--- Begin ---

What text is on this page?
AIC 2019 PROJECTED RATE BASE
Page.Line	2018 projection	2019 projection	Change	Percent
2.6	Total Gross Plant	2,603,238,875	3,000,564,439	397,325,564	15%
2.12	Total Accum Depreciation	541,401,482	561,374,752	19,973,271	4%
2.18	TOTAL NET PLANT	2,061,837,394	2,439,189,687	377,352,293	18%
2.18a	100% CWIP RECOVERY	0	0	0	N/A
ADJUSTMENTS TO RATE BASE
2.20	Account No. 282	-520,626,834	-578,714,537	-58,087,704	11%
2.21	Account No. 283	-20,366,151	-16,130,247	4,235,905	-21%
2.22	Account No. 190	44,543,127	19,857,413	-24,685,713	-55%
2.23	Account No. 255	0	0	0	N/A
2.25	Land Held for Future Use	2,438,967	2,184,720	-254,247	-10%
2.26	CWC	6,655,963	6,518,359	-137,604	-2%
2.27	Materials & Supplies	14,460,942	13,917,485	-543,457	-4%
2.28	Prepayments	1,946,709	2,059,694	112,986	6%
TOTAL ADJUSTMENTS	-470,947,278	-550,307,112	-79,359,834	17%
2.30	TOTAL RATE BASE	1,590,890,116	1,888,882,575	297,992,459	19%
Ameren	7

--- End ---

- [The exercise] Please repeat the listing exactly, with nothing left out.

- [Full answer]
What text is on this page?
AIC 2019 PROJECTED RATE BASE
Page.Line	2018 projection	2019 projection	Change	Percent
2.6	Total Gross Plant	2,603,238,875	3,000,564,439	397,325,564	15%
2.12	Total Accum Depreciation	541,401,482	561,374,752	19,973,271	4%
2.18	TOTAL NET PLANT	2,061,837,394	2,439,189,687	377,352,293	18%
2.18a	100% CWIP RECOVERY	0	0	0	N/A
ADJUSTMENTS TO RATE BASE
2.20	Account No. 282	-520,626,834	-578,714,537	-58,087,704	11%
2.21	Account No. 283	-20,366,151	-16,130,247	4,235,905	-21%
2.22	Account No. 190	44,543,127	19,857,413	-24,685,713	-55%
2.23	Account No. 255	0	0	0	N/A
2.25	Land Held for Future Use	2,438,967	2,184,720	-254,247	-10%
2.26	CWC	6,655,963	6,518,359	-137,604	-2%
2.27	Materials & Supplies	14,460,942	13,917,485	-543,457	-4%
2.28	Prepayments	1,946,709	2,059,694	112,986	6%
TOTAL ADJUSTMENTS	-470,947,278	-550,307,112	-79,359,834	17%
2.30	TOTAL RATE BASE	1,590,890,116	1,888,882,575	297,992,459	19%
Ameren	7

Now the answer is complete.